### EXERCISE DIRECTIONS
Swap every instance of "y-tick-label" in the records below for "vertical-tick-label", reproducing all records otherwise unchanged and omitting the pictures.

### DATA EXTRACT
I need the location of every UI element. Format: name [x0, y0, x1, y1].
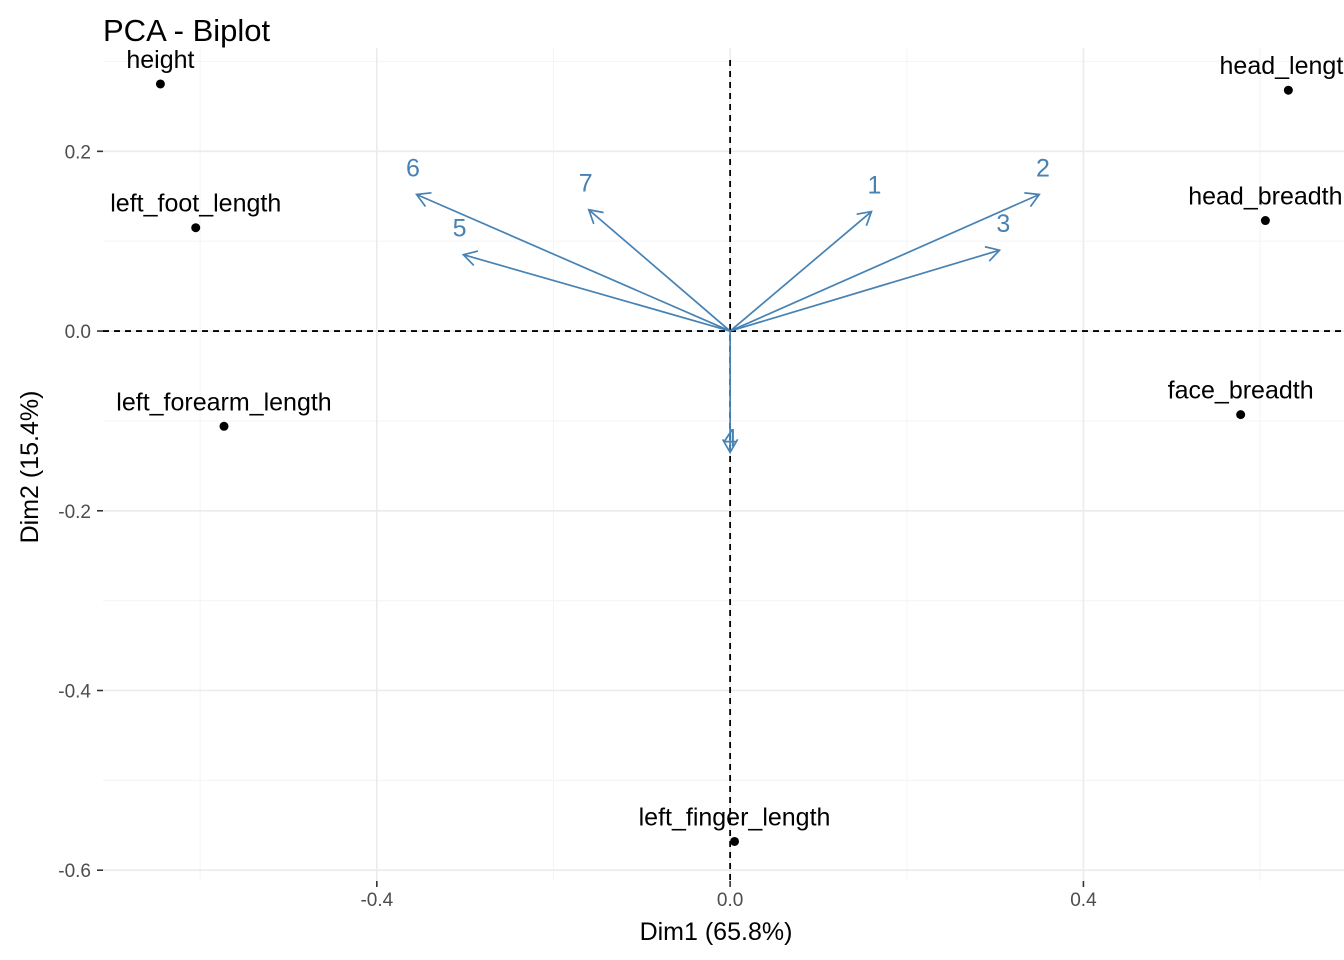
point-left_forearm_length [219, 421, 229, 431]
reference-lines [103, 60, 1344, 881]
vector-label: 4 [723, 424, 737, 452]
vector-3-line [729, 249, 1000, 332]
vector-6-line [416, 193, 731, 332]
point-label: left_foot_length [110, 190, 281, 218]
y-tick-label: -0.6 [58, 861, 91, 882]
vector-2-line [729, 193, 1040, 332]
vector-1-line [729, 210, 872, 332]
vector-label: 6 [406, 154, 420, 182]
axis-ticks: -0.4 0.0 0.4 0.2 0.0 -0.2 -0.4 -0.6 [58, 142, 1097, 911]
vector-7-line [588, 209, 731, 332]
vector-7-arrowhead [587, 208, 604, 225]
vector-5-arrowhead [461, 250, 479, 267]
point-head_length [1283, 85, 1293, 95]
point-height [155, 79, 165, 89]
point-label: head_length [1220, 52, 1344, 80]
vector-2-arrowhead [1024, 192, 1041, 208]
y-tick-label: -0.2 [58, 502, 91, 523]
vector-label: 3 [996, 210, 1010, 238]
vector-label: 2 [1036, 154, 1050, 182]
x-tick-label: -0.4 [360, 890, 393, 911]
vector-label: 5 [453, 215, 467, 243]
x-axis-title: Dim1 (65.8%) [640, 918, 793, 946]
point-label: head_breadth [1188, 183, 1342, 211]
y-tick-label: 0.0 [65, 322, 91, 343]
vector-4-arrowhead [721, 438, 739, 455]
point-label: height [126, 46, 194, 74]
point-head_breadth [1260, 216, 1270, 226]
vector-3-arrowhead [984, 245, 1002, 262]
chart-title: PCA - Biplot [103, 13, 271, 48]
individual-points [155, 79, 1293, 846]
point-left_finger_length [730, 836, 740, 846]
point-label: face_breadth [1168, 377, 1314, 405]
major-gridlines [103, 48, 1344, 881]
point-label: left_finger_length [639, 803, 831, 831]
x-tick-label: 0.0 [717, 890, 743, 911]
y-axis-title: Dim2 (15.4%) [16, 391, 44, 544]
point-face_breadth [1236, 410, 1246, 420]
point-left_foot_length [191, 223, 201, 233]
vector-label: 7 [579, 170, 593, 198]
point-labels: height left_foot_length left_forearm_lengt… [110, 46, 1344, 831]
vector-5-line [463, 253, 731, 332]
minor-gridlines [103, 48, 1344, 881]
vector-1-arrowhead [856, 210, 873, 226]
x-tick-label: 0.4 [1070, 890, 1097, 911]
point-label: left_forearm_length [116, 388, 331, 416]
vector-6-arrowhead [415, 191, 432, 208]
y-tick-label: -0.4 [58, 681, 91, 702]
vector-label: 1 [868, 172, 882, 200]
y-tick-label: 0.2 [65, 142, 91, 163]
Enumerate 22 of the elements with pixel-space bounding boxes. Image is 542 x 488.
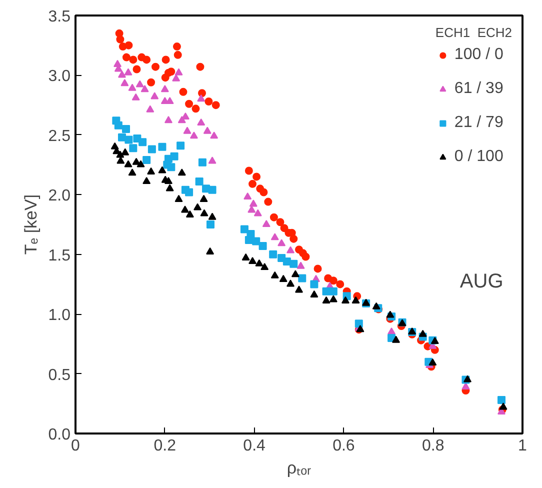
legend-label: 0 / 100 <box>454 148 504 166</box>
y-tick-label: 3.5 <box>48 8 71 26</box>
y-tick-label: 0.5 <box>48 366 71 384</box>
x-tick-label: 1 <box>518 438 528 454</box>
annotation: AUG <box>460 270 504 293</box>
legend-label: 61 / 39 <box>454 80 504 98</box>
x-tick-label: 0.2 <box>154 438 176 454</box>
x-axis-title: ρₜₒᵣ <box>286 458 312 478</box>
y-tick-label: 1.0 <box>48 307 71 324</box>
legend-label: 21 / 79 <box>454 114 504 132</box>
y-tick-label: 0.0 <box>48 426 71 444</box>
y-tick-label: 2.0 <box>48 188 71 205</box>
x-tick-label: 0.4 <box>243 438 266 454</box>
legend-title: ECH1 ECH2 <box>435 25 512 40</box>
x-tick-label: 0.6 <box>332 438 355 454</box>
y-tick-label: 1.5 <box>48 247 71 264</box>
x-tick-label: 0.8 <box>422 438 444 454</box>
legend-label: 100 / 0 <box>454 46 504 64</box>
y-tick-label: 2.5 <box>48 128 71 145</box>
y-axis-title: Tₑ [keV] <box>21 194 40 255</box>
x-tick-label: 0 <box>71 438 80 454</box>
y-tick-label: 3.0 <box>48 68 71 86</box>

### WRITTEN SOLUTION
I need the location of every UI element. Format: name [x0, y0, x1, y1].
point-left_forearm_length [219, 421, 229, 431]
reference-lines [103, 60, 1344, 881]
vector-label: 4 [723, 424, 737, 452]
vector-3-line [729, 249, 1000, 332]
vector-6-line [416, 193, 731, 332]
point-label: left_foot_length [110, 190, 281, 218]
vertical-tick-label: -0.6 [58, 861, 91, 882]
vector-2-line [729, 193, 1040, 332]
vector-1-line [729, 210, 872, 332]
vector-label: 6 [406, 154, 420, 182]
axis-ticks: -0.4 0.0 0.4 0.2 0.0 -0.2 -0.4 -0.6 [58, 142, 1097, 911]
vector-7-line [588, 209, 731, 332]
vector-7-arrowhead [587, 208, 604, 225]
vector-5-arrowhead [461, 250, 479, 267]
point-head_length [1283, 85, 1293, 95]
point-height [155, 79, 165, 89]
point-label: head_length [1220, 52, 1344, 80]
vector-2-arrowhead [1024, 192, 1041, 208]
vertical-tick-label: -0.2 [58, 502, 91, 523]
vector-label: 3 [996, 210, 1010, 238]
vector-label: 2 [1036, 154, 1050, 182]
x-tick-label: -0.4 [360, 890, 393, 911]
vector-label: 5 [453, 215, 467, 243]
x-axis-title: Dim1 (65.8%) [640, 918, 793, 946]
point-label: head_breadth [1188, 183, 1342, 211]
vertical-tick-label: 0.0 [65, 322, 91, 343]
vector-4-arrowhead [721, 438, 739, 455]
point-label: height [126, 46, 194, 74]
point-head_breadth [1260, 216, 1270, 226]
vector-3-arrowhead [984, 245, 1002, 262]
chart-title: PCA - Biplot [103, 13, 271, 48]
individual-points [155, 79, 1293, 846]
point-left_finger_length [730, 836, 740, 846]
point-label: face_breadth [1168, 377, 1314, 405]
major-gridlines [103, 48, 1344, 881]
point-label: left_finger_length [639, 803, 831, 831]
x-tick-label: 0.0 [717, 890, 743, 911]
y-axis-title: Dim2 (15.4%) [16, 391, 44, 544]
point-face_breadth [1236, 410, 1246, 420]
point-left_foot_length [191, 223, 201, 233]
vector-label: 7 [579, 170, 593, 198]
point-labels: height left_foot_length left_forearm_lengt… [110, 46, 1344, 831]
vector-5-line [463, 253, 731, 332]
minor-gridlines [103, 48, 1344, 881]
vector-1-arrowhead [856, 210, 873, 226]
x-tick-label: 0.4 [1070, 890, 1097, 911]
point-label: left_forearm_length [116, 388, 331, 416]
vector-6-arrowhead [415, 191, 432, 208]
vertical-tick-label: -0.4 [58, 681, 91, 702]
vector-label: 1 [868, 172, 882, 200]
vertical-tick-label: 0.2 [65, 142, 91, 163]
Enumerate 22 of the elements with pixel-space bounding boxes. Image is 542 x 488.
legend-label: 0 / 100 <box>454 148 504 166</box>
vertical-tick-label: 3.5 <box>48 8 71 26</box>
vertical-tick-label: 0.5 <box>48 366 71 384</box>
x-tick-label: 1 <box>518 438 528 454</box>
annotation: AUG <box>460 270 504 293</box>
legend-label: 61 / 39 <box>454 80 504 98</box>
x-tick-label: 0.2 <box>154 438 176 454</box>
x-axis-title: ρₜₒᵣ <box>286 458 312 478</box>
vertical-tick-label: 1.0 <box>48 307 71 324</box>
legend-label: 21 / 79 <box>454 114 504 132</box>
vertical-tick-label: 0.0 <box>48 426 71 444</box>
vertical-tick-label: 2.0 <box>48 188 71 205</box>
x-tick-label: 0.4 <box>243 438 266 454</box>
legend-title: ECH1 ECH2 <box>435 25 512 40</box>
x-tick-label: 0.6 <box>332 438 355 454</box>
vertical-tick-label: 1.5 <box>48 247 71 264</box>
x-tick-label: 0.8 <box>422 438 444 454</box>
legend-label: 100 / 0 <box>454 46 504 64</box>
vertical-tick-label: 2.5 <box>48 128 71 145</box>
y-axis-title: Tₑ [keV] <box>21 194 40 255</box>
x-tick-label: 0 <box>71 438 80 454</box>
vertical-tick-label: 3.0 <box>48 68 71 86</box>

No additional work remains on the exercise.